PROBLEM STATEMENT -
Look through the records that follow. Copy every line containing the word "entre".

[START OF RECORDS SUPPLIED]

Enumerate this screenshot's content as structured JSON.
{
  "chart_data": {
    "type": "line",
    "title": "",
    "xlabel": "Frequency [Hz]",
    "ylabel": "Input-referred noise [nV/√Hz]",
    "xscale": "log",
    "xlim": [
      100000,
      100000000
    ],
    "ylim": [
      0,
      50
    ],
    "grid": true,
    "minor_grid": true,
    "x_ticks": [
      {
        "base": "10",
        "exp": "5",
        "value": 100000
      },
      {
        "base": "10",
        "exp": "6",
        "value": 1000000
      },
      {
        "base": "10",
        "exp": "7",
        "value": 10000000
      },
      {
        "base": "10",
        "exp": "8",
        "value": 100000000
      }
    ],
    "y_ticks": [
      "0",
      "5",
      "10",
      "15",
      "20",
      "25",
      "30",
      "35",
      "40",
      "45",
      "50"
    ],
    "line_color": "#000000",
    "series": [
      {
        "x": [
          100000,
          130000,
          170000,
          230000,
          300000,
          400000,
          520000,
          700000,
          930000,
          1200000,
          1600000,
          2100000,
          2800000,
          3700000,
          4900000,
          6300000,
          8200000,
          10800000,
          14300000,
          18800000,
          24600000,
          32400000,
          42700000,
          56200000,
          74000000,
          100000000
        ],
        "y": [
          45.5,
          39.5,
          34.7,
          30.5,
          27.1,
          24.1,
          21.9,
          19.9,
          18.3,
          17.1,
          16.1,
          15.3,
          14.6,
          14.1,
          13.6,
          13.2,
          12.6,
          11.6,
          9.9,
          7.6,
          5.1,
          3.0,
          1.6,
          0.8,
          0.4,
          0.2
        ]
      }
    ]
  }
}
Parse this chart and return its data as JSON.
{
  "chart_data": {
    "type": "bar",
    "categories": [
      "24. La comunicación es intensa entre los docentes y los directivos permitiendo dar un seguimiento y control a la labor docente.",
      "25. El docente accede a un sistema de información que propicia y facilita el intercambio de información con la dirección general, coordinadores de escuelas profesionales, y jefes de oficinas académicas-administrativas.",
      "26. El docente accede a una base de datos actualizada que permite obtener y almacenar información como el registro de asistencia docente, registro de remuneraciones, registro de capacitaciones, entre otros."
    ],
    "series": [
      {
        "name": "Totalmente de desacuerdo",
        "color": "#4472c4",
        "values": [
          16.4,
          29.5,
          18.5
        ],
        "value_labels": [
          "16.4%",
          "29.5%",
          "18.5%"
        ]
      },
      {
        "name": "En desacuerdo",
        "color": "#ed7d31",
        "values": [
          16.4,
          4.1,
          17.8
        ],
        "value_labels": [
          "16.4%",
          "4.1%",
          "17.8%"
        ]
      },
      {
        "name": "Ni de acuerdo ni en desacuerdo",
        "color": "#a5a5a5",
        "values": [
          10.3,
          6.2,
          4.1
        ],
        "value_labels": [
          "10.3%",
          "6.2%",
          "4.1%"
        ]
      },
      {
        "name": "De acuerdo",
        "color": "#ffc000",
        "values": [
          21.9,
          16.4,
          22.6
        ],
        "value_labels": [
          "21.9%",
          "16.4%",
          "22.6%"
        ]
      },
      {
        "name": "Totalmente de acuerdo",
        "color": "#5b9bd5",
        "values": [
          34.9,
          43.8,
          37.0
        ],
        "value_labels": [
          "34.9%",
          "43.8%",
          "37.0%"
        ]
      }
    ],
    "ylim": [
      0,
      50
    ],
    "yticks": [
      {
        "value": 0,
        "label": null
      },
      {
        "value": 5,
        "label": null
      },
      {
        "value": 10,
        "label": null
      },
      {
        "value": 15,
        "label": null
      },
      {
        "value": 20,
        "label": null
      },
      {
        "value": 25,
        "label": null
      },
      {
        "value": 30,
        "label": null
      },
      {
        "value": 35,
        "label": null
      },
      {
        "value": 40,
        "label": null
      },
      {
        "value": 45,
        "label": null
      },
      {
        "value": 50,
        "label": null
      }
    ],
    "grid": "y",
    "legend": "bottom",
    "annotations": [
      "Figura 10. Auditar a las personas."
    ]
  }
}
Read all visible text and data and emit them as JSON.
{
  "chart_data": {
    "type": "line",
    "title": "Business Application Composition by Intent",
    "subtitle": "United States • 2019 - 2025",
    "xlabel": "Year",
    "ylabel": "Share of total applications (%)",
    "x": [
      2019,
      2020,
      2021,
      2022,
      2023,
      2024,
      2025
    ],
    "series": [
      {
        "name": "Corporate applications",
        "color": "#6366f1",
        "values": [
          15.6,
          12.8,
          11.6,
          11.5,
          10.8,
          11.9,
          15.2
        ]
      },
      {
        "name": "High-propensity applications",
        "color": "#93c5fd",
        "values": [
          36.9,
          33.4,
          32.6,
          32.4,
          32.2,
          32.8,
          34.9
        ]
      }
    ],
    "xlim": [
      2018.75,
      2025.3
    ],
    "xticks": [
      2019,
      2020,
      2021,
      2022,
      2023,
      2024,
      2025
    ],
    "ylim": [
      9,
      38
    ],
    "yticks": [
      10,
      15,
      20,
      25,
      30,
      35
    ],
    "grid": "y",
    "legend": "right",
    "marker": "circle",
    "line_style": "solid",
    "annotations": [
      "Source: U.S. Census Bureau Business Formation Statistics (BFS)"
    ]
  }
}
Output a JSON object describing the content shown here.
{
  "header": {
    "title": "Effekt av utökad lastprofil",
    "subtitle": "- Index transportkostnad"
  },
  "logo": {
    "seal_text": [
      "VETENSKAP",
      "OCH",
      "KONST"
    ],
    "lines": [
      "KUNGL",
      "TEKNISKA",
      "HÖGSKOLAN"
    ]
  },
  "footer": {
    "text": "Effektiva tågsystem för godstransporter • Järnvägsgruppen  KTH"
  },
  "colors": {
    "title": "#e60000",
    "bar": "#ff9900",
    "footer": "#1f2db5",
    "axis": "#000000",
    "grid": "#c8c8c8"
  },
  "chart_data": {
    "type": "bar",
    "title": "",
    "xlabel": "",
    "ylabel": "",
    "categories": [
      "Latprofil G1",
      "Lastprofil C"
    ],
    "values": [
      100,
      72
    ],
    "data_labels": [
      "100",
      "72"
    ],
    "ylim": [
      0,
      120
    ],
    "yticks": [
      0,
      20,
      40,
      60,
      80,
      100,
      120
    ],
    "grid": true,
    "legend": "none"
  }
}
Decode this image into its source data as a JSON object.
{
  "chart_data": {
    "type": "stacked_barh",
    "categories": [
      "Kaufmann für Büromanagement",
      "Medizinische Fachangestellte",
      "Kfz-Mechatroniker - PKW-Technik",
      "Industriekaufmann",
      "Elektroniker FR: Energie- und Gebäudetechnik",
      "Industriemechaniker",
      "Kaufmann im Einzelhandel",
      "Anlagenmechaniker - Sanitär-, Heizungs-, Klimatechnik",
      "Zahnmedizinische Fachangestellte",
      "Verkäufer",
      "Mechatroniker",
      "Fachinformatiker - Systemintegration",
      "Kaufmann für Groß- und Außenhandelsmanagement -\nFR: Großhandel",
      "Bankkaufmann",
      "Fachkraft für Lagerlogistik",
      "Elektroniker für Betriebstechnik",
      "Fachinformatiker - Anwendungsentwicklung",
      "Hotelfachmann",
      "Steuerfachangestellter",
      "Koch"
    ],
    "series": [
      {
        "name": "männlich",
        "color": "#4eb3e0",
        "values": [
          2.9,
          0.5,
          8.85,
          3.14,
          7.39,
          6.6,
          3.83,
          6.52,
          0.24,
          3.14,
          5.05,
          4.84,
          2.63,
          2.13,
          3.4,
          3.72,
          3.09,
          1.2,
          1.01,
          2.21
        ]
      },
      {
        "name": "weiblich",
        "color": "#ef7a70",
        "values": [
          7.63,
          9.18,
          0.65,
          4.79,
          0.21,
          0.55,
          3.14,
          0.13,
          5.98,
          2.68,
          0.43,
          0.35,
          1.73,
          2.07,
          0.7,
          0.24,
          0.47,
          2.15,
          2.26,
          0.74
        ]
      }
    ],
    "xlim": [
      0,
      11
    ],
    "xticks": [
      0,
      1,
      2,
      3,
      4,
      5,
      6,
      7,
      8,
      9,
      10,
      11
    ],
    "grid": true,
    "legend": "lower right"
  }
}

[END OF RECORDS SUPPLIED]

EXERCISE SOLUTION -
      "24. La comunicación es intensa entre los docentes y los directivos permitiendo dar un seguimiento y control a la labor docente.",
      "26. El docente accede a una base de datos actualizada que permite obtener y almacenar información como el registro de asistencia docente, registro de remuneraciones, registro de capacitaciones, entre otros."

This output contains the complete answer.